◆ **AIM OF THE TASK**:
Write out word for word each line from the one containing "Give me the JSON data" through the close of the listing, including both ends. Pictures do not belong in the copy.

◆ **DATA SUPPLIED**:
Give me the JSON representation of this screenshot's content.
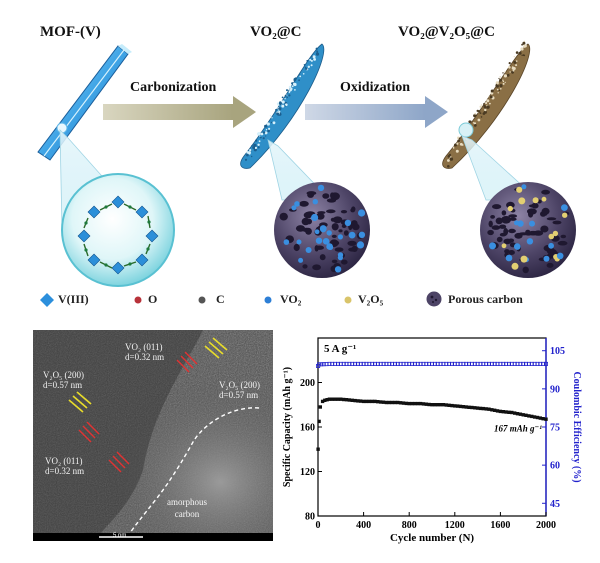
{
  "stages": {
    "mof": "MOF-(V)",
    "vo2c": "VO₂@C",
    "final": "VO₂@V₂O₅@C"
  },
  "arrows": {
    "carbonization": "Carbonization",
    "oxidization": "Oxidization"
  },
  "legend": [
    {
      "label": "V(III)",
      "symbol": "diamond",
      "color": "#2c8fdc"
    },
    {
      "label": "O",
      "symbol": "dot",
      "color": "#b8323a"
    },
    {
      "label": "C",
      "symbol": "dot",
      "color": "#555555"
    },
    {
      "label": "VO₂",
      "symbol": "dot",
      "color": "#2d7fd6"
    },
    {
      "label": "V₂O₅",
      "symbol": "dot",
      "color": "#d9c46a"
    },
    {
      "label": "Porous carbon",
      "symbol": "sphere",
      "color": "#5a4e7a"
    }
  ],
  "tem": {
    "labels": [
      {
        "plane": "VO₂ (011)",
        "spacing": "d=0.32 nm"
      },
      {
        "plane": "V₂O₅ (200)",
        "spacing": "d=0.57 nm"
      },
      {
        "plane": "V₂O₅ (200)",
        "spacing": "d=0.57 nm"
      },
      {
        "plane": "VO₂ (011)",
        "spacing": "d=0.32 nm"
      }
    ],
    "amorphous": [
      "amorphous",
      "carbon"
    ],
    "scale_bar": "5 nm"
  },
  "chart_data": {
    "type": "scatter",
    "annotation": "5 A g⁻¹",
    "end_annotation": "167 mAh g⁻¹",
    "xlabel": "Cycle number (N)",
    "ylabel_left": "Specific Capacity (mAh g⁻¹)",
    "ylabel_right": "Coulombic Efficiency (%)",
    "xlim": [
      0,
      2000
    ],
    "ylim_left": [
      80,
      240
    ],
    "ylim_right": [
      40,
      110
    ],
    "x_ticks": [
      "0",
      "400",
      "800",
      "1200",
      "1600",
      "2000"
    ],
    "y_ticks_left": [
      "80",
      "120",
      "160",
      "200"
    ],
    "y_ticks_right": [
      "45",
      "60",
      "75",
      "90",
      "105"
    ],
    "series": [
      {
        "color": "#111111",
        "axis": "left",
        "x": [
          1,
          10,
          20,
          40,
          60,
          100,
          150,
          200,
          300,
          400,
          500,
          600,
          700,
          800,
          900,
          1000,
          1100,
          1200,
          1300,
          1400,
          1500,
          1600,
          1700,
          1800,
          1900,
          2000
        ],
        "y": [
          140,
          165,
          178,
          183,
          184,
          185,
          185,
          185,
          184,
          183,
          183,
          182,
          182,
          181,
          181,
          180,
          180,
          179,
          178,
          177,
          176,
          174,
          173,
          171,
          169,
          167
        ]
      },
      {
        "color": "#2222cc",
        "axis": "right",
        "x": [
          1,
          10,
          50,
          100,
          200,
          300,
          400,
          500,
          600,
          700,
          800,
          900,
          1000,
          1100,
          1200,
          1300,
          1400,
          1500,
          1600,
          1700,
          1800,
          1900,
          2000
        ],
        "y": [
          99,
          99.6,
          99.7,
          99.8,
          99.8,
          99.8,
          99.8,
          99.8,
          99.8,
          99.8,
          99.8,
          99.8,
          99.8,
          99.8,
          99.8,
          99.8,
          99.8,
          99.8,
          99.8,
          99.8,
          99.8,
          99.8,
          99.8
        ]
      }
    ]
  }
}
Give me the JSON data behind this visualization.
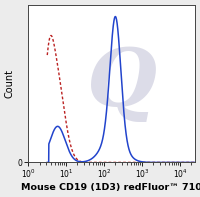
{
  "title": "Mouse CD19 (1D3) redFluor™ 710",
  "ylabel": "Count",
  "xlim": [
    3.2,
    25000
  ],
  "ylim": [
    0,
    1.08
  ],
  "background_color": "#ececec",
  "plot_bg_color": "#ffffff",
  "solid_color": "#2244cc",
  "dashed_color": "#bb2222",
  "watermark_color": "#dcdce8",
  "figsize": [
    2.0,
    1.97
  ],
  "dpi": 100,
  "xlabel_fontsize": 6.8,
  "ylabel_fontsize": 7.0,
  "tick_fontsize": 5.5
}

◆ **RESPONSE**:
Give me the JSON data behind this visualization.
{
  "title": "Mouse CD19 (1D3) redFluor™ 710",
  "ylabel": "Count",
  "xlim": [
    3.2,
    25000
  ],
  "ylim": [
    0,
    1.08
  ],
  "background_color": "#ececec",
  "plot_bg_color": "#ffffff",
  "solid_color": "#2244cc",
  "dashed_color": "#bb2222",
  "watermark_color": "#dcdce8",
  "figsize": [
    2.0,
    1.97
  ],
  "dpi": 100,
  "xlabel_fontsize": 6.8,
  "ylabel_fontsize": 7.0,
  "tick_fontsize": 5.5
}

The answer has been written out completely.